• **WHAT TO WORK ON**:
Gather from the listing below each line that includes the word "available", and copy it.

====

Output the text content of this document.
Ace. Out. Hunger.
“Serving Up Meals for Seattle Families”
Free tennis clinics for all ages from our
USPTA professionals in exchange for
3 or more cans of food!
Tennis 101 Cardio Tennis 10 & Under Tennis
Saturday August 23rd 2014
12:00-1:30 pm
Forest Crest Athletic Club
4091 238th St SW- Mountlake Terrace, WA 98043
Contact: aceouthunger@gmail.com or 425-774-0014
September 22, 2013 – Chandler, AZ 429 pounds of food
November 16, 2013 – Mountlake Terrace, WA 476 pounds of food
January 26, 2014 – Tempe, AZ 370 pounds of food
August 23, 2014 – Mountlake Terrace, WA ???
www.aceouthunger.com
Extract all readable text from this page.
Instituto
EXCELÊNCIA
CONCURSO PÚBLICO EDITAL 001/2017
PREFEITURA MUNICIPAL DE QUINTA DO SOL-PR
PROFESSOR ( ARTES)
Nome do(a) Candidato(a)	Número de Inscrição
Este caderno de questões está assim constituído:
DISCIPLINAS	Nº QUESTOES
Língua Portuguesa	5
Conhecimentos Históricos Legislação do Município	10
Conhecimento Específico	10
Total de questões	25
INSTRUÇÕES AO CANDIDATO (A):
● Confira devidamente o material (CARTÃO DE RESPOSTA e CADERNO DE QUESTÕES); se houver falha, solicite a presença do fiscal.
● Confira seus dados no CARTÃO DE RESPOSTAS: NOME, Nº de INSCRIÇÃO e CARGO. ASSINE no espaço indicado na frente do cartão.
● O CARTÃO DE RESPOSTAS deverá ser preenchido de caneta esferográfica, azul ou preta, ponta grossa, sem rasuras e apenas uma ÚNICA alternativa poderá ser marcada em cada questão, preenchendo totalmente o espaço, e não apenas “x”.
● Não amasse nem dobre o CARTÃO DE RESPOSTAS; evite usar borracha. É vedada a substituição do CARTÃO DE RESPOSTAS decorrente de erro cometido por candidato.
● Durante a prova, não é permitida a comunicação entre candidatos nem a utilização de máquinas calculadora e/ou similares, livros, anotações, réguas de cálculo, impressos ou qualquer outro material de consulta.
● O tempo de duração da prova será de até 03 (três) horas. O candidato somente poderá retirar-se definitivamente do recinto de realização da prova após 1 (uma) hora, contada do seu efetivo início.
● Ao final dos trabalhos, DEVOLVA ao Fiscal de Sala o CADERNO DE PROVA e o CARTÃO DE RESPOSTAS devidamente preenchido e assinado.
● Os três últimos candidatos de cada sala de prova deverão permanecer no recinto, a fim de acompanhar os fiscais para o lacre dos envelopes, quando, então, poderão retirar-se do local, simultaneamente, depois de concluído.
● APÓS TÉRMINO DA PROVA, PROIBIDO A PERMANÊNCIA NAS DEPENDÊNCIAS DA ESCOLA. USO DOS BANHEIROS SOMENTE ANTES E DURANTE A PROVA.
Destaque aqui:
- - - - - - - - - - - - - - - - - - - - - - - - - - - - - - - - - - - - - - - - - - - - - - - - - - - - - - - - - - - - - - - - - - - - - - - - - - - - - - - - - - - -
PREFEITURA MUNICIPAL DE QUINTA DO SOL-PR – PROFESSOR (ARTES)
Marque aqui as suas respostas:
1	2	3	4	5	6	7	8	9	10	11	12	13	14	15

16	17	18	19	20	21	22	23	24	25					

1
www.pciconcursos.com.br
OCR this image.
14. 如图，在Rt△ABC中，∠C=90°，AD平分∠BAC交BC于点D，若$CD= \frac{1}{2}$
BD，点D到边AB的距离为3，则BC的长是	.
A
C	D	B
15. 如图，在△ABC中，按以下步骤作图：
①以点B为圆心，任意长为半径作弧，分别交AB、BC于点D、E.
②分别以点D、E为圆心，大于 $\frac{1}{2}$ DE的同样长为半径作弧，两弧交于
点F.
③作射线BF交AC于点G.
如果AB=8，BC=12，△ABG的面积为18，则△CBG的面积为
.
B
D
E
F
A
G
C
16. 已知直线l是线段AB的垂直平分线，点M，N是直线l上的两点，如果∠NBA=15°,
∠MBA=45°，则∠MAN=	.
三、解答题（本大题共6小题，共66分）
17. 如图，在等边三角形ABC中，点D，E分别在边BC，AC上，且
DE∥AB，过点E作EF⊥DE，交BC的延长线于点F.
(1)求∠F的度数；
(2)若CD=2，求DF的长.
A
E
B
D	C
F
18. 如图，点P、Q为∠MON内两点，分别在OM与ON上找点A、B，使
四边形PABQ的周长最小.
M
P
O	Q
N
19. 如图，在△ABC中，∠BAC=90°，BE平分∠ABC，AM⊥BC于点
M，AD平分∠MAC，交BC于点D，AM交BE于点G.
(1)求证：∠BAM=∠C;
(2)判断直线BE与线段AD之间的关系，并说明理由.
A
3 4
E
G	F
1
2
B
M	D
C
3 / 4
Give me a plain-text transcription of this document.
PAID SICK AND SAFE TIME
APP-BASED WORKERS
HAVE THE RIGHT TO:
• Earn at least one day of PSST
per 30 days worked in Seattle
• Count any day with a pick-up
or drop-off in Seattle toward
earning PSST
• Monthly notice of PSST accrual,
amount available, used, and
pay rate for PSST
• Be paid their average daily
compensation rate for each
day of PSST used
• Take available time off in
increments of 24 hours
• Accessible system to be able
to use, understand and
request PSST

====

• **WRITTEN RESPONSE**:
amount available, used, and
• Take available time off in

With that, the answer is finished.